[WHAT YOU WILL DO]
Below are some records. Say how many of their lines contain the string "года", and give nothing but the number.

[Stored items]
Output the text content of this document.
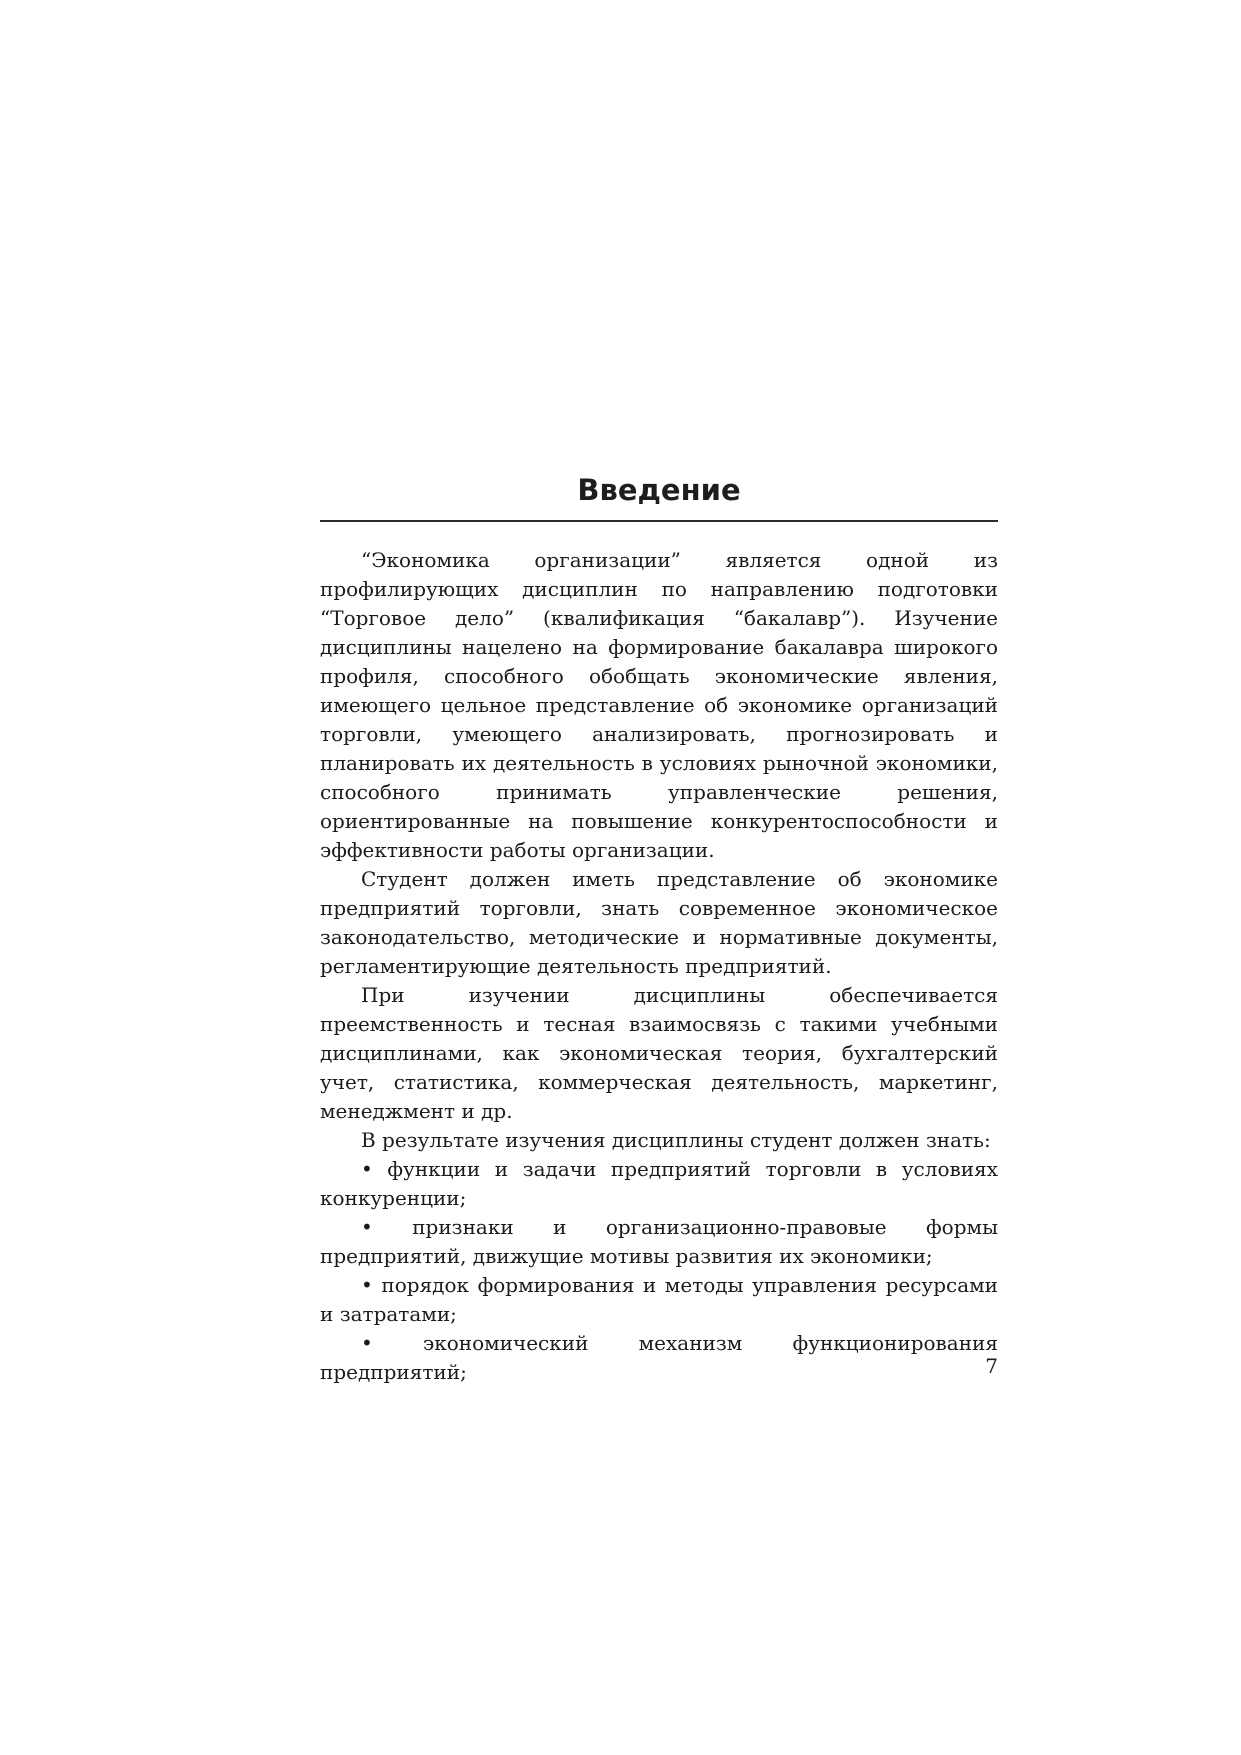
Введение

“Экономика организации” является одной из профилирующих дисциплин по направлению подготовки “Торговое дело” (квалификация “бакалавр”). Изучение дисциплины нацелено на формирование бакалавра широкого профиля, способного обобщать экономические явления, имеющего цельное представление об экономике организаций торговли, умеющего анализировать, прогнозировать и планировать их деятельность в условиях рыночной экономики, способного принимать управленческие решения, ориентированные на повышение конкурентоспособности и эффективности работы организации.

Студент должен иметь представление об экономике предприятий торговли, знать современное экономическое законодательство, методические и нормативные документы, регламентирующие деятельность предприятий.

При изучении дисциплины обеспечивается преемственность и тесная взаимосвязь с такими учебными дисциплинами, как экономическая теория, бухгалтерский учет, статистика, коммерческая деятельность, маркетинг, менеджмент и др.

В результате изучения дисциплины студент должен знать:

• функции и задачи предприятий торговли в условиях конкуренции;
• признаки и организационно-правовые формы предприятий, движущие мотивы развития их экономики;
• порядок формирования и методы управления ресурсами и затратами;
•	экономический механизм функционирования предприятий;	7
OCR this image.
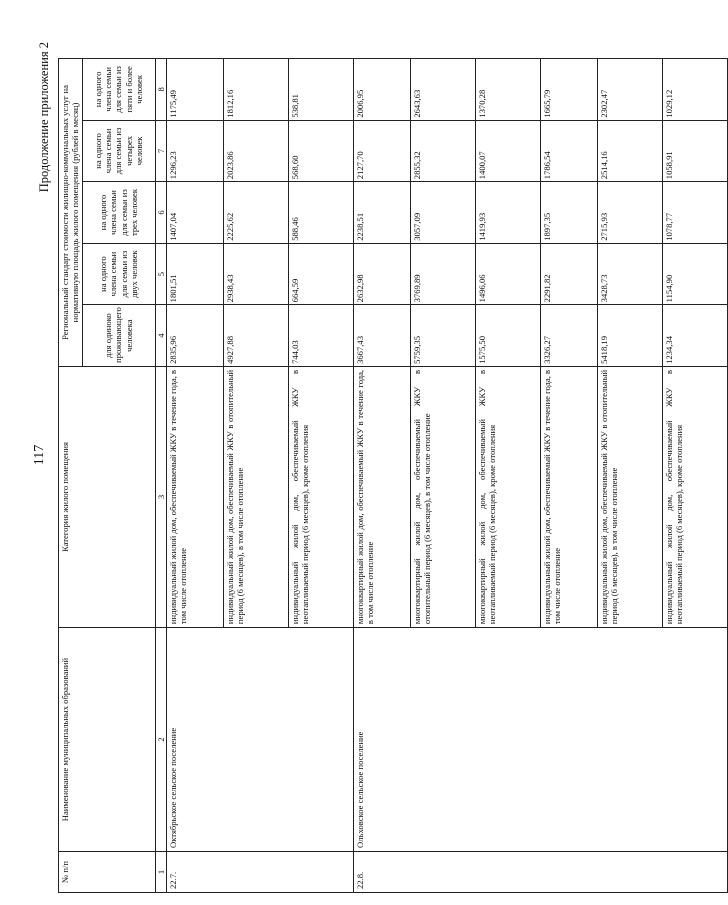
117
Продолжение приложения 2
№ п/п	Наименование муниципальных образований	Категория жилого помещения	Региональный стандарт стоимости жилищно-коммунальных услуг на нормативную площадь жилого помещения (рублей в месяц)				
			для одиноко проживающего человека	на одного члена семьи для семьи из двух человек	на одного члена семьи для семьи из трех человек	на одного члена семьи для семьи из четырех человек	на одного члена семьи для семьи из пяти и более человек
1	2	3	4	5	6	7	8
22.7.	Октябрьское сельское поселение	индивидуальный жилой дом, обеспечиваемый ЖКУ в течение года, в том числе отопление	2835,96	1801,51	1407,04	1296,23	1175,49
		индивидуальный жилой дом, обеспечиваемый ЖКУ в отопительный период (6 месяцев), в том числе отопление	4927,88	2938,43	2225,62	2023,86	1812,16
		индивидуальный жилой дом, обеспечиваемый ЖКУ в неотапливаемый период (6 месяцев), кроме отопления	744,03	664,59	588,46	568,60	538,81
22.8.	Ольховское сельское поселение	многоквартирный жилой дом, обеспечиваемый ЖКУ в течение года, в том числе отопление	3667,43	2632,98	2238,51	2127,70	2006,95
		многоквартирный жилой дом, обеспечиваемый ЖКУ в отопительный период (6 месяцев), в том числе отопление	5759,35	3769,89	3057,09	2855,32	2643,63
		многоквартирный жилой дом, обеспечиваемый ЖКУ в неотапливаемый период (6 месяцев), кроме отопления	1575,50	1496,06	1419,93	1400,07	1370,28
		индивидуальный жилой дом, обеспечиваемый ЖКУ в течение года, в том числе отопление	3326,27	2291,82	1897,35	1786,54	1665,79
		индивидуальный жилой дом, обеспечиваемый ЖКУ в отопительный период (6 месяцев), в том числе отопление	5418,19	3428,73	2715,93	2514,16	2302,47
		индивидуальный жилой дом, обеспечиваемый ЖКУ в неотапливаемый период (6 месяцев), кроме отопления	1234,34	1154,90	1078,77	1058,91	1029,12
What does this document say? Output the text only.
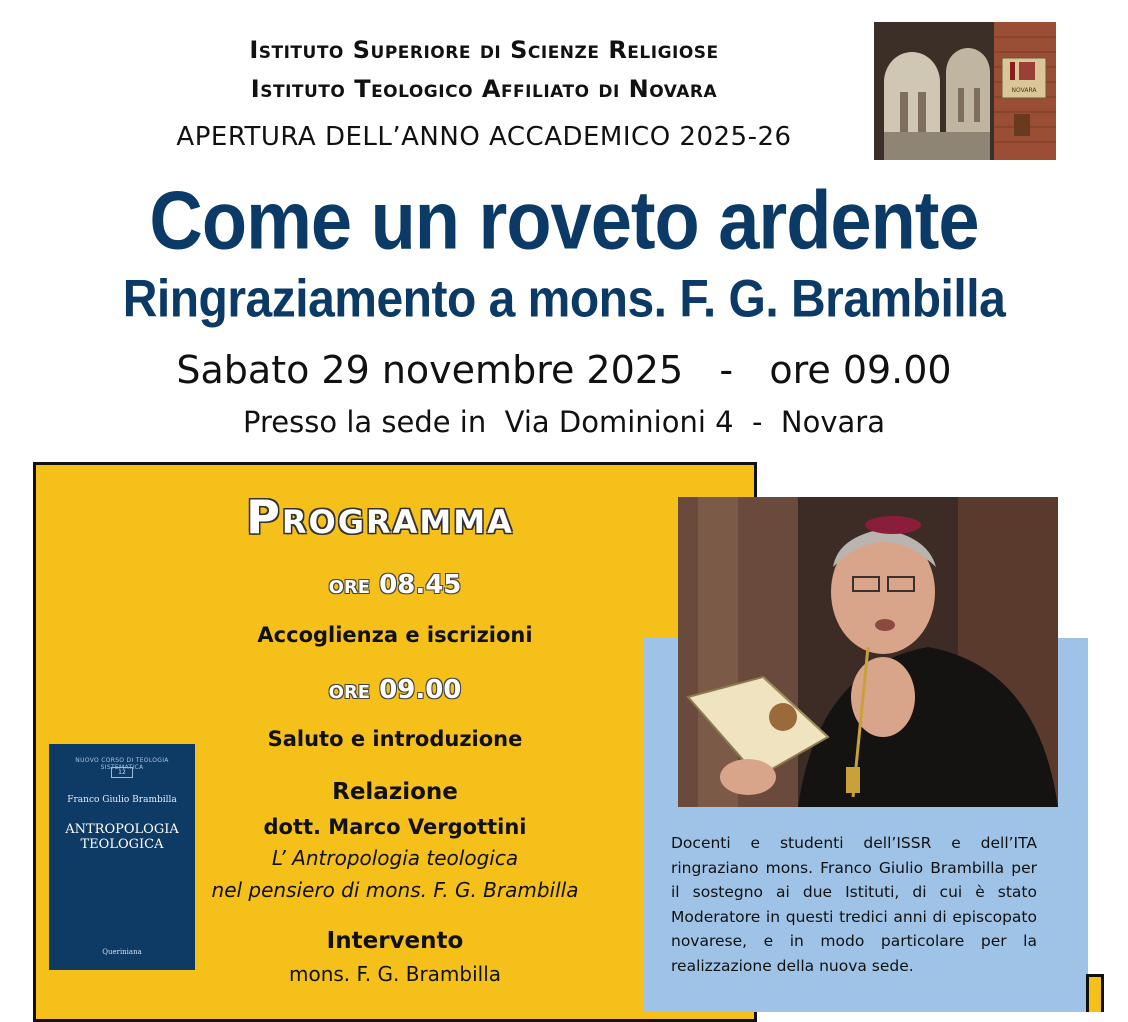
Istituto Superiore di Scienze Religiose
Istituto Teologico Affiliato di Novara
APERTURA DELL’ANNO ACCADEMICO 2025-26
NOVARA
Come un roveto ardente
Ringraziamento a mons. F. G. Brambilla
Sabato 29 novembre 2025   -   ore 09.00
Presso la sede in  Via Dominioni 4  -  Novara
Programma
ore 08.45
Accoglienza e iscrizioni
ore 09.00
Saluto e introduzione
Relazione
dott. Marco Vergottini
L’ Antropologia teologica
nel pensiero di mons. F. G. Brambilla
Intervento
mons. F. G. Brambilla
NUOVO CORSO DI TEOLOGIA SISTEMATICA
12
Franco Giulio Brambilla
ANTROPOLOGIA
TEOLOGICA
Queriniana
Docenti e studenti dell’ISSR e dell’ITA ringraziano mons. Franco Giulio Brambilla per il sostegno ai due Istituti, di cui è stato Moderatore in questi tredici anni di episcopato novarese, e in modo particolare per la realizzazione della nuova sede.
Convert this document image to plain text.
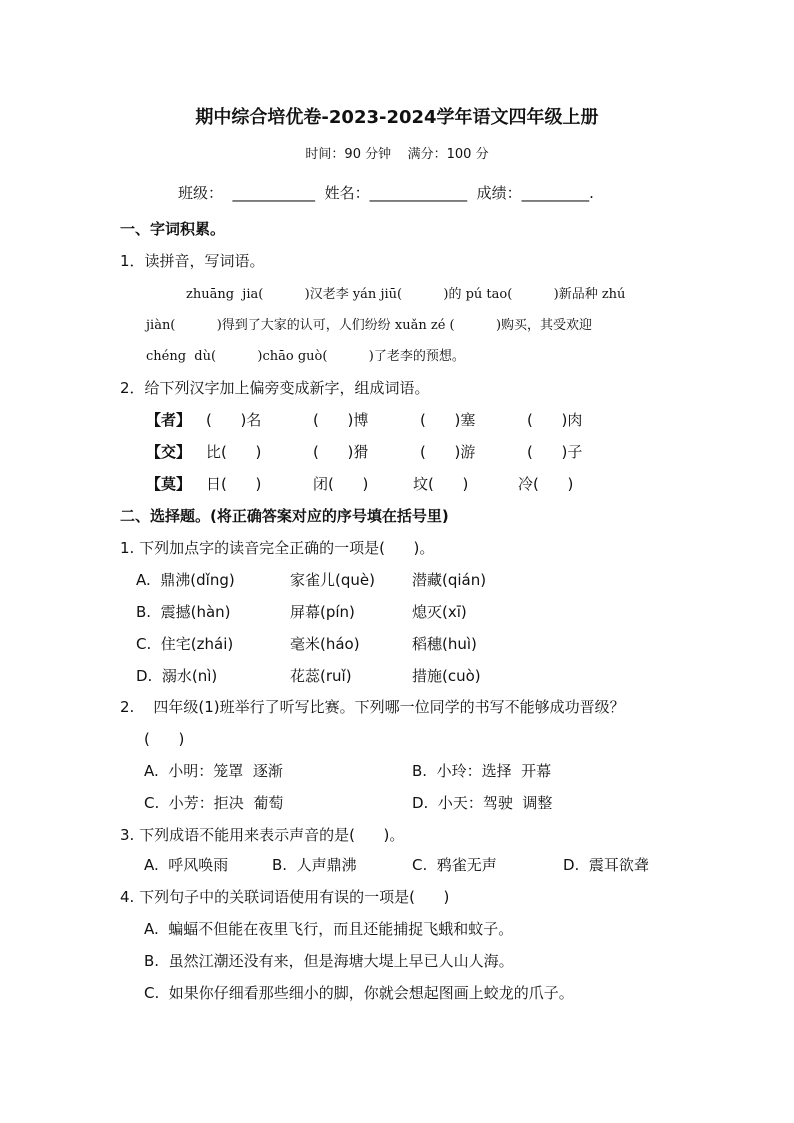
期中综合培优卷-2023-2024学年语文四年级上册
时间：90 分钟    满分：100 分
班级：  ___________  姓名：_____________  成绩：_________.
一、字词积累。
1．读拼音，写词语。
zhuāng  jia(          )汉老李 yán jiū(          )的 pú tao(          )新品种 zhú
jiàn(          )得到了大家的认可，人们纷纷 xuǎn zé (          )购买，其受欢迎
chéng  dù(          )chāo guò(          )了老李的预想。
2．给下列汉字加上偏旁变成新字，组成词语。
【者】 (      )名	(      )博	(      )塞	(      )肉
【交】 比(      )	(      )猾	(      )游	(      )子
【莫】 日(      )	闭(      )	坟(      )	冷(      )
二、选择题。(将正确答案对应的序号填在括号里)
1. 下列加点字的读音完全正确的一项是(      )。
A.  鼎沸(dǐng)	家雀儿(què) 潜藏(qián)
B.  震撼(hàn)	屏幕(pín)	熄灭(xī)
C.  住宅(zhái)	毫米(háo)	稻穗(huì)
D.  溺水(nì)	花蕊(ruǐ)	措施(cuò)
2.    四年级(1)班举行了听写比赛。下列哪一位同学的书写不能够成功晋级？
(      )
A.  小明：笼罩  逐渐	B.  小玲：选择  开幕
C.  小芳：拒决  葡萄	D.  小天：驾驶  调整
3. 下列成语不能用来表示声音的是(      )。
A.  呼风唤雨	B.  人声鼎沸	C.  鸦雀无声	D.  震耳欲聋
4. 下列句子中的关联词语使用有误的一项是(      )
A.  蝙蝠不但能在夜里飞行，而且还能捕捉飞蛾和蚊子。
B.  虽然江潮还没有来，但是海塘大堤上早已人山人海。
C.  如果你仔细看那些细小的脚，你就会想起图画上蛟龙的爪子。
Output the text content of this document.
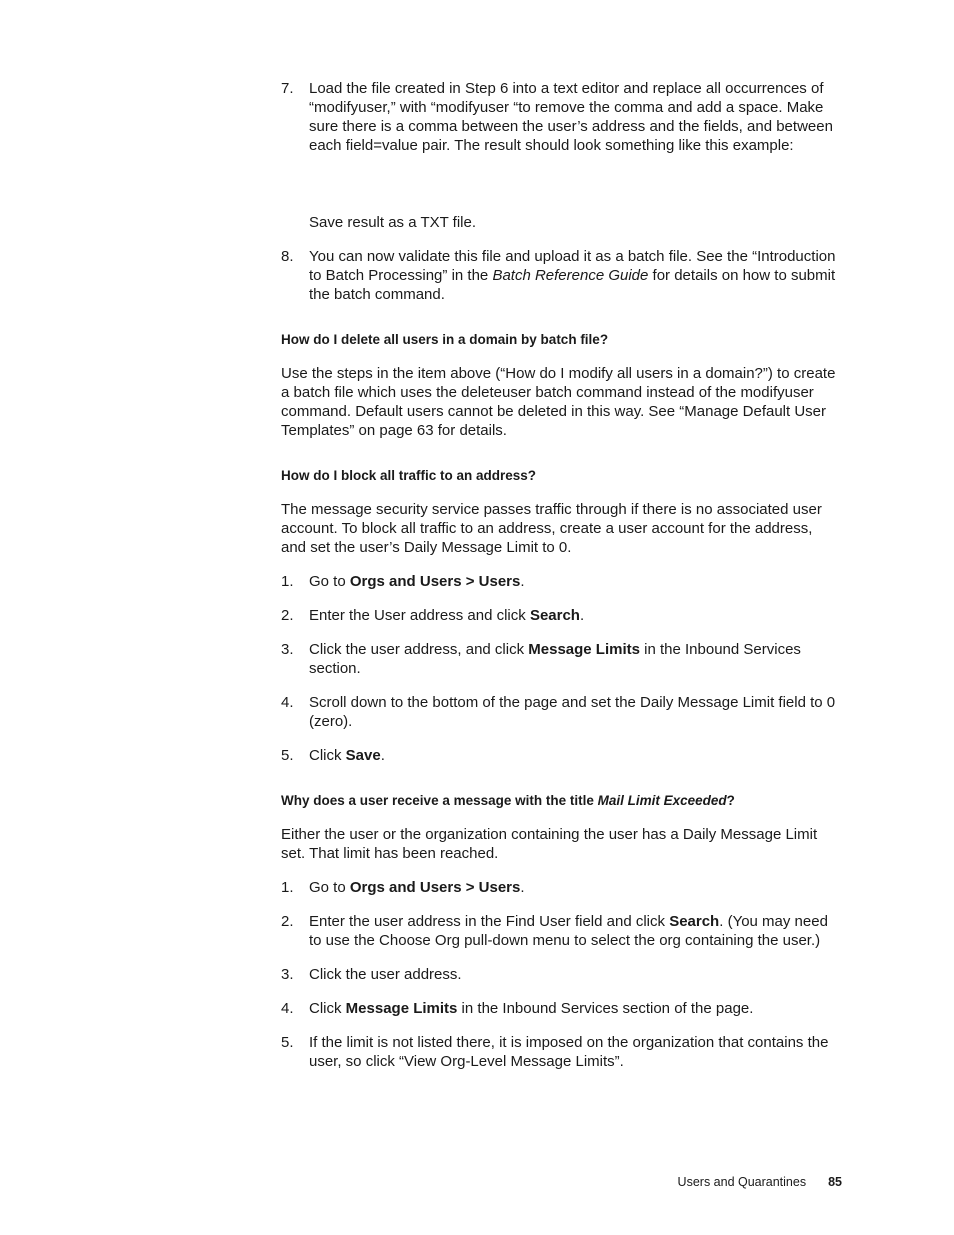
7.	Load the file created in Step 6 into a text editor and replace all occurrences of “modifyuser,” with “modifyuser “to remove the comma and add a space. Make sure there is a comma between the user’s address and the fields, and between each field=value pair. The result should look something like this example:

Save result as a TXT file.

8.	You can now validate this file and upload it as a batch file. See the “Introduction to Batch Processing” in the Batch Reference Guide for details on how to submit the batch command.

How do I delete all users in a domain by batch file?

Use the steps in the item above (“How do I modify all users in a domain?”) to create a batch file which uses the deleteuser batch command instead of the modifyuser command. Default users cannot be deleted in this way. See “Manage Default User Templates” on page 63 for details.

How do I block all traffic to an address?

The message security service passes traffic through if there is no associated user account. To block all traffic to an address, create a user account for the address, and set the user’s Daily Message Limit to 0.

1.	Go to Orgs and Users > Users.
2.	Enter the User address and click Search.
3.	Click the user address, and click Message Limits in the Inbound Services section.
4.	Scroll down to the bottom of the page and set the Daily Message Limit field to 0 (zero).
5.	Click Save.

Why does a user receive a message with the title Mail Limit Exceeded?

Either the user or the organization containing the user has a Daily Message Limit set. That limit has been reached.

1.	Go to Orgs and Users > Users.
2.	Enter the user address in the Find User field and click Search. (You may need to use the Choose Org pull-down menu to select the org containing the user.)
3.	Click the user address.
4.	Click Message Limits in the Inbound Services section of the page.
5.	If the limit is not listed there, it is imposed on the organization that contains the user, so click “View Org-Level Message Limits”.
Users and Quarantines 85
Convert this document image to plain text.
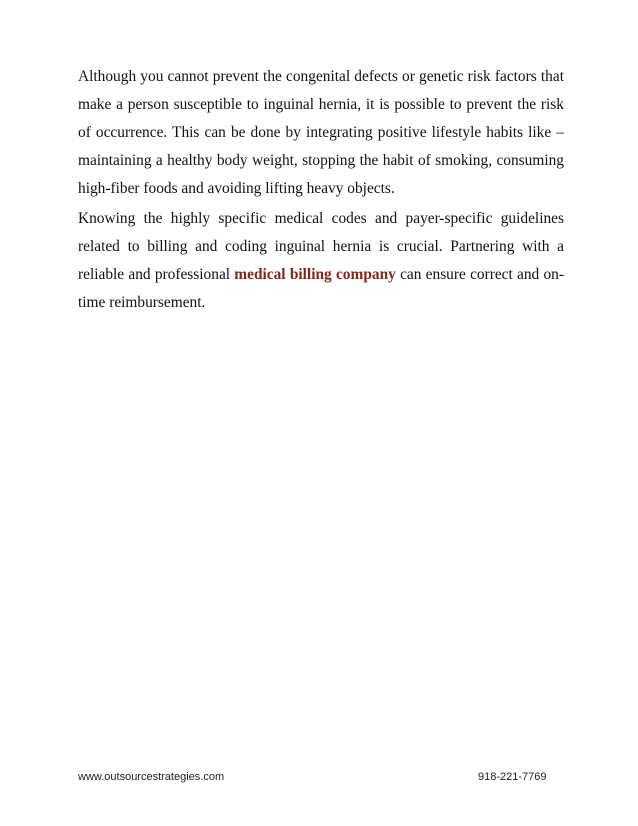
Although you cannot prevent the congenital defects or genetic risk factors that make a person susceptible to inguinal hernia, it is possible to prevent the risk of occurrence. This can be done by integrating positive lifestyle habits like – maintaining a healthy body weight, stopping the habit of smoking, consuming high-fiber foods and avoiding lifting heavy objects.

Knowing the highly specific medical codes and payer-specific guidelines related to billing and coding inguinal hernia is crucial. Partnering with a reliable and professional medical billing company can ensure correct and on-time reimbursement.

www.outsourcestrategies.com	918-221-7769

[WORKED SOLUTION]
3